## Figure data in JSON
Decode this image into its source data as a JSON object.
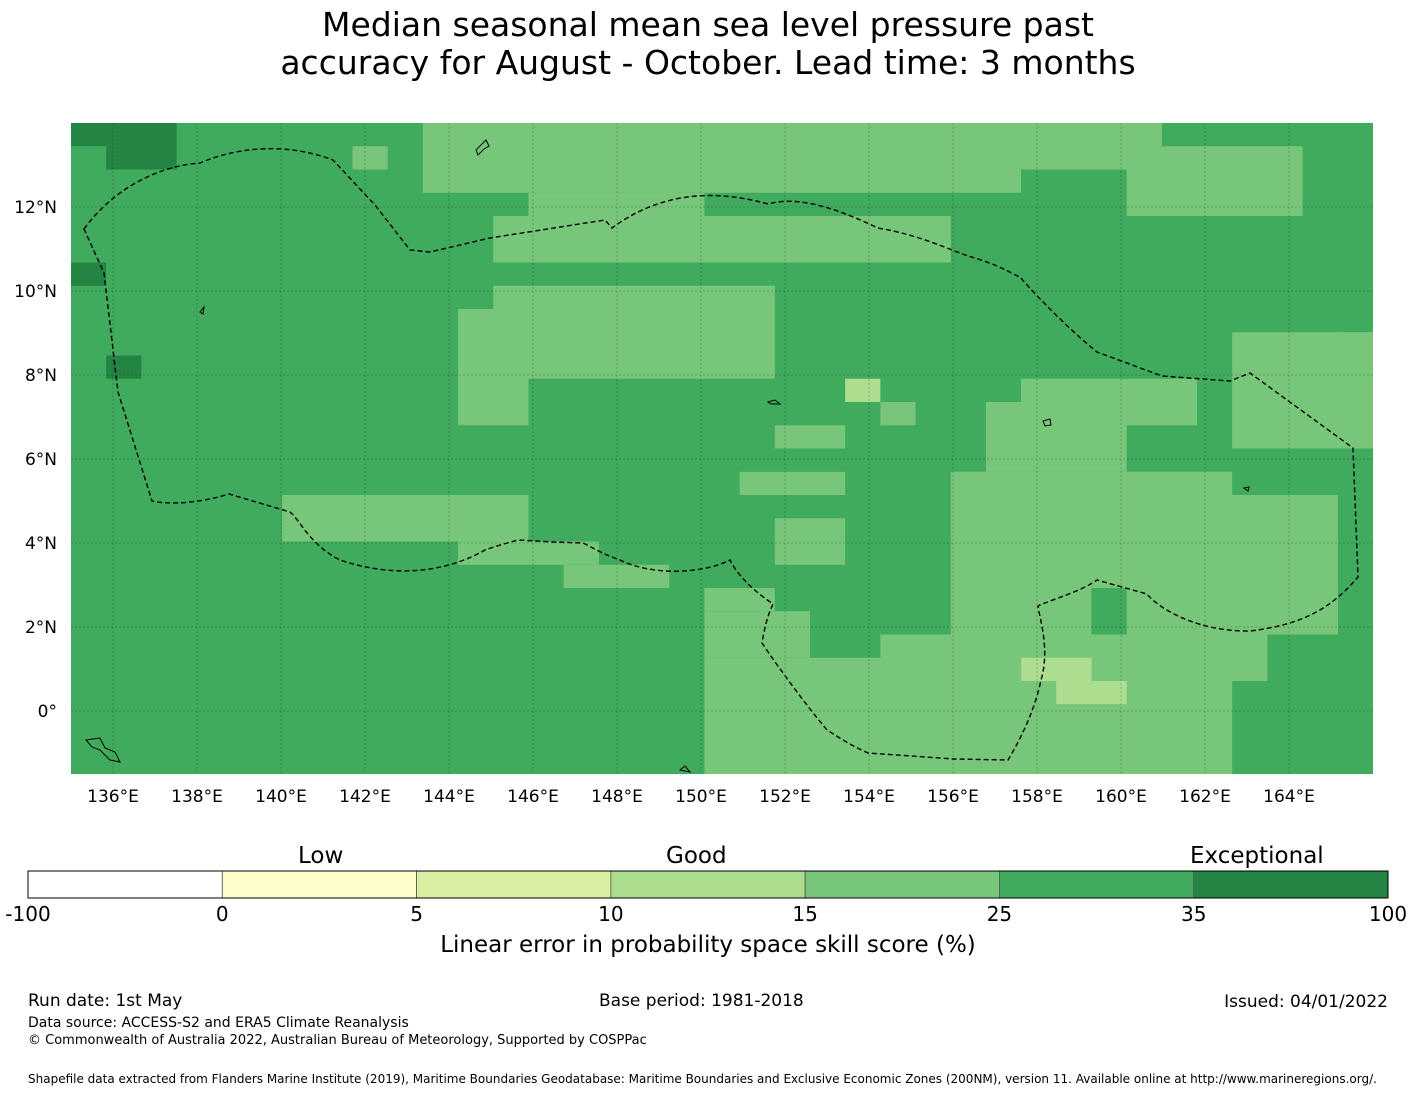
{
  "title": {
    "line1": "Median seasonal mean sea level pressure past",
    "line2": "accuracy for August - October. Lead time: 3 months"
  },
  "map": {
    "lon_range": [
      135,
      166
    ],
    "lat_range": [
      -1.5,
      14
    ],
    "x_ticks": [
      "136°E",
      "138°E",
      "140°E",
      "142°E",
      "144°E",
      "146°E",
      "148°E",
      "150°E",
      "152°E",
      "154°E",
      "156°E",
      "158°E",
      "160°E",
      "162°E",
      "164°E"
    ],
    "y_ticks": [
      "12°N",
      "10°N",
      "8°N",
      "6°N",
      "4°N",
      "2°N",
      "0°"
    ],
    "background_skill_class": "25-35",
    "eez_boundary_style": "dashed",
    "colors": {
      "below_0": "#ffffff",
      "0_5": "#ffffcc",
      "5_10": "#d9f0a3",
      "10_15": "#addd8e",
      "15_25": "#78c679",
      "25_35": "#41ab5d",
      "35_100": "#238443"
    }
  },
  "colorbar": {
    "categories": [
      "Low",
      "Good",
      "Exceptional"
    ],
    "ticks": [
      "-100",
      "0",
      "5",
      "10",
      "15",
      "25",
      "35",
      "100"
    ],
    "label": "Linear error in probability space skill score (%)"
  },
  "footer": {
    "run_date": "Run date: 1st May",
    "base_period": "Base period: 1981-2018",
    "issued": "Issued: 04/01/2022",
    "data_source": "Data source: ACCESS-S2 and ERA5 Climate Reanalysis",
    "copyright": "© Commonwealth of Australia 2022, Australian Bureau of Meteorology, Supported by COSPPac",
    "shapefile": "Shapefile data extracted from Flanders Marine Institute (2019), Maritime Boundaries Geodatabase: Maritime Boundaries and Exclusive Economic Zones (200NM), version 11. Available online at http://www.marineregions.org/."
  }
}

## What you will do
Using the entries above, return each line in which the word "source" occurs.

## Response to this exercise
Decode this image into its source data as a JSON object.
    "data_source": "Data source: ACCESS-S2 and ERA5 Climate Reanalysis",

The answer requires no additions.